Given instruction: Every entry must be copied word for word.

Provided data:
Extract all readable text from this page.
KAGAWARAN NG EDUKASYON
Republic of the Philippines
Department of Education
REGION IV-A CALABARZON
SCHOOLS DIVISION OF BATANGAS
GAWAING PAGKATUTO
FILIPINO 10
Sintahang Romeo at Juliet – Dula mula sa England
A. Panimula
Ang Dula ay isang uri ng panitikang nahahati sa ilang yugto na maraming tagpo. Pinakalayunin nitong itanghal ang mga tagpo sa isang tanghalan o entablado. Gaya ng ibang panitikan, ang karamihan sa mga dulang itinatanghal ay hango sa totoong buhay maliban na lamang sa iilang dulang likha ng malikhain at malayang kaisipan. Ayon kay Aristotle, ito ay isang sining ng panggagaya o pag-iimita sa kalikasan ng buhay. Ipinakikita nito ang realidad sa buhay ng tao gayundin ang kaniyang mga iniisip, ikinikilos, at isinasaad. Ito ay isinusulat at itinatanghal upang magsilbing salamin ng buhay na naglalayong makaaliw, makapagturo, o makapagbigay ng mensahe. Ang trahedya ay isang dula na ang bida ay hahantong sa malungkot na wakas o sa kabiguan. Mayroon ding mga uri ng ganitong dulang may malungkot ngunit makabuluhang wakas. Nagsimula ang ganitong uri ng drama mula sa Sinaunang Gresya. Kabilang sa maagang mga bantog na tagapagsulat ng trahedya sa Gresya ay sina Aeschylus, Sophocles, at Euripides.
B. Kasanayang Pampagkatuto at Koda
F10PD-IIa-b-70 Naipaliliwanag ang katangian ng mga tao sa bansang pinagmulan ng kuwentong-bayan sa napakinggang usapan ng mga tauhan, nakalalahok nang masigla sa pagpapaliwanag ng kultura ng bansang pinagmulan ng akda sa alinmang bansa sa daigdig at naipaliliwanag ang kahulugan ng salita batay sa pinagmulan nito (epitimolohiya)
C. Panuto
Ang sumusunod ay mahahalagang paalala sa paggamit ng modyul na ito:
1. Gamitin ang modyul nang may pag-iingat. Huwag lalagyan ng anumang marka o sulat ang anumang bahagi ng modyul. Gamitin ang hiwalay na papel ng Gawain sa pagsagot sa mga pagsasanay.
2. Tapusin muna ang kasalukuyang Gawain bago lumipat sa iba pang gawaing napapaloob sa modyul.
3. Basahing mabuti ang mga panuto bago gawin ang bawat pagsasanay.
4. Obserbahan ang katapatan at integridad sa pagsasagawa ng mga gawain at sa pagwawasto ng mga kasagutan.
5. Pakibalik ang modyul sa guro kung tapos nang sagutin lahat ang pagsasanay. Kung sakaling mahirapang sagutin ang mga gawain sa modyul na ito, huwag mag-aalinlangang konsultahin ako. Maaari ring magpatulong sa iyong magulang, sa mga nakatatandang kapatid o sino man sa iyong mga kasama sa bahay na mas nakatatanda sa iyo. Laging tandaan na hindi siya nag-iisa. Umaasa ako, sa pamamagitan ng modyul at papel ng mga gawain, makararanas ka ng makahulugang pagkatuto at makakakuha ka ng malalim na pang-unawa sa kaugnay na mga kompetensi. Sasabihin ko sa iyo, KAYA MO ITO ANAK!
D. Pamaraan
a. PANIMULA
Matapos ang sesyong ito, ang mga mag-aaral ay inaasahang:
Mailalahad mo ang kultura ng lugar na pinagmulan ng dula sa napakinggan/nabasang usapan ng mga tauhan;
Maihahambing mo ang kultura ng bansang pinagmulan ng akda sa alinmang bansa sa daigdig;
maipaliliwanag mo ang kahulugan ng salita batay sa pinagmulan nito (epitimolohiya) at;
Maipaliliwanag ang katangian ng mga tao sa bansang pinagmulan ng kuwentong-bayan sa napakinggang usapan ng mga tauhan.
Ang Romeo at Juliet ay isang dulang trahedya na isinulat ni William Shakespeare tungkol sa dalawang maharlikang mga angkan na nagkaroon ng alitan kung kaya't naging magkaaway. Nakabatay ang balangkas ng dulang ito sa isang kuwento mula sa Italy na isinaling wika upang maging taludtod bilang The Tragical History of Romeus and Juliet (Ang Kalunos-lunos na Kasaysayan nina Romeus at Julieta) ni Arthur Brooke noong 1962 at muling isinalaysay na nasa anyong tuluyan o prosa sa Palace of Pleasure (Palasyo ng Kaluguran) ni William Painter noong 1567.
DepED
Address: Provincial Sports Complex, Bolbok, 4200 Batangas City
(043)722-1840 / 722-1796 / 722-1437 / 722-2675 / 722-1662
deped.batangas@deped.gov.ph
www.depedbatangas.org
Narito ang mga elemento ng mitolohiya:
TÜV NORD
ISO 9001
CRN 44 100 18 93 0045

Answer to the task:
Extract all readable text from this page.
KAGAWARAN NG EDUKASYON
Republic of the Philippines
Department of Education
REGION IV-A CALABARZON
SCHOOLS DIVISION OF BATANGAS
GAWAING PAGKATUTO
FILIPINO 10
Sintahang Romeo at Juliet – Dula mula sa England
A. Panimula
Ang Dula ay isang uri ng panitikang nahahati sa ilang yugto na maraming tagpo. Pinakalayunin nitong itanghal ang mga tagpo sa isang tanghalan o entablado. Gaya ng ibang panitikan, ang karamihan sa mga dulang itinatanghal ay hango sa totoong buhay maliban na lamang sa iilang dulang likha ng malikhain at malayang kaisipan. Ayon kay Aristotle, ito ay isang sining ng panggagaya o pag-iimita sa kalikasan ng buhay. Ipinakikita nito ang realidad sa buhay ng tao gayundin ang kaniyang mga iniisip, ikinikilos, at isinasaad. Ito ay isinusulat at itinatanghal upang magsilbing salamin ng buhay na naglalayong makaaliw, makapagturo, o makapagbigay ng mensahe. Ang trahedya ay isang dula na ang bida ay hahantong sa malungkot na wakas o sa kabiguan. Mayroon ding mga uri ng ganitong dulang may malungkot ngunit makabuluhang wakas. Nagsimula ang ganitong uri ng drama mula sa Sinaunang Gresya. Kabilang sa maagang mga bantog na tagapagsulat ng trahedya sa Gresya ay sina Aeschylus, Sophocles, at Euripides.
B. Kasanayang Pampagkatuto at Koda
F10PD-IIa-b-70 Naipaliliwanag ang katangian ng mga tao sa bansang pinagmulan ng kuwentong-bayan sa napakinggang usapan ng mga tauhan, nakalalahok nang masigla sa pagpapaliwanag ng kultura ng bansang pinagmulan ng akda sa alinmang bansa sa daigdig at naipaliliwanag ang kahulugan ng salita batay sa pinagmulan nito (epitimolohiya)
C. Panuto
Ang sumusunod ay mahahalagang paalala sa paggamit ng modyul na ito:
1. Gamitin ang modyul nang may pag-iingat. Huwag lalagyan ng anumang marka o sulat ang anumang bahagi ng modyul. Gamitin ang hiwalay na papel ng Gawain sa pagsagot sa mga pagsasanay.
2. Tapusin muna ang kasalukuyang Gawain bago lumipat sa iba pang gawaing napapaloob sa modyul.
3. Basahing mabuti ang mga panuto bago gawin ang bawat pagsasanay.
4. Obserbahan ang katapatan at integridad sa pagsasagawa ng mga gawain at sa pagwawasto ng mga kasagutan.
5. Pakibalik ang modyul sa guro kung tapos nang sagutin lahat ang pagsasanay. Kung sakaling mahirapang sagutin ang mga gawain sa modyul na ito, huwag mag-aalinlangang konsultahin ako. Maaari ring magpatulong sa iyong magulang, sa mga nakatatandang kapatid o sino man sa iyong mga kasama sa bahay na mas nakatatanda sa iyo. Laging tandaan na hindi siya nag-iisa. Umaasa ako, sa pamamagitan ng modyul at papel ng mga gawain, makararanas ka ng makahulugang pagkatuto at makakakuha ka ng malalim na pang-unawa sa kaugnay na mga kompetensi. Sasabihin ko sa iyo, KAYA MO ITO ANAK!
D. Pamaraan
a. PANIMULA
Matapos ang sesyong ito, ang mga mag-aaral ay inaasahang:
Mailalahad mo ang kultura ng lugar na pinagmulan ng dula sa napakinggan/nabasang usapan ng mga tauhan;
Maihahambing mo ang kultura ng bansang pinagmulan ng akda sa alinmang bansa sa daigdig;
maipaliliwanag mo ang kahulugan ng salita batay sa pinagmulan nito (epitimolohiya) at;
Maipaliliwanag ang katangian ng mga tao sa bansang pinagmulan ng kuwentong-bayan sa napakinggang usapan ng mga tauhan.
Ang Romeo at Juliet ay isang dulang trahedya na isinulat ni William Shakespeare tungkol sa dalawang maharlikang mga angkan na nagkaroon ng alitan kung kaya't naging magkaaway. Nakabatay ang balangkas ng dulang ito sa isang kuwento mula sa Italy na isinaling wika upang maging taludtod bilang The Tragical History of Romeus and Juliet (Ang Kalunos-lunos na Kasaysayan nina Romeus at Julieta) ni Arthur Brooke noong 1962 at muling isinalaysay na nasa anyong tuluyan o prosa sa Palace of Pleasure (Palasyo ng Kaluguran) ni William Painter noong 1567.
DepED
Address: Provincial Sports Complex, Bolbok, 4200 Batangas City
(043)722-1840 / 722-1796 / 722-1437 / 722-2675 / 722-1662
deped.batangas@deped.gov.ph
www.depedbatangas.org
Narito ang mga elemento ng mitolohiya:
TÜV NORD
ISO 9001
CRN 44 100 18 93 0045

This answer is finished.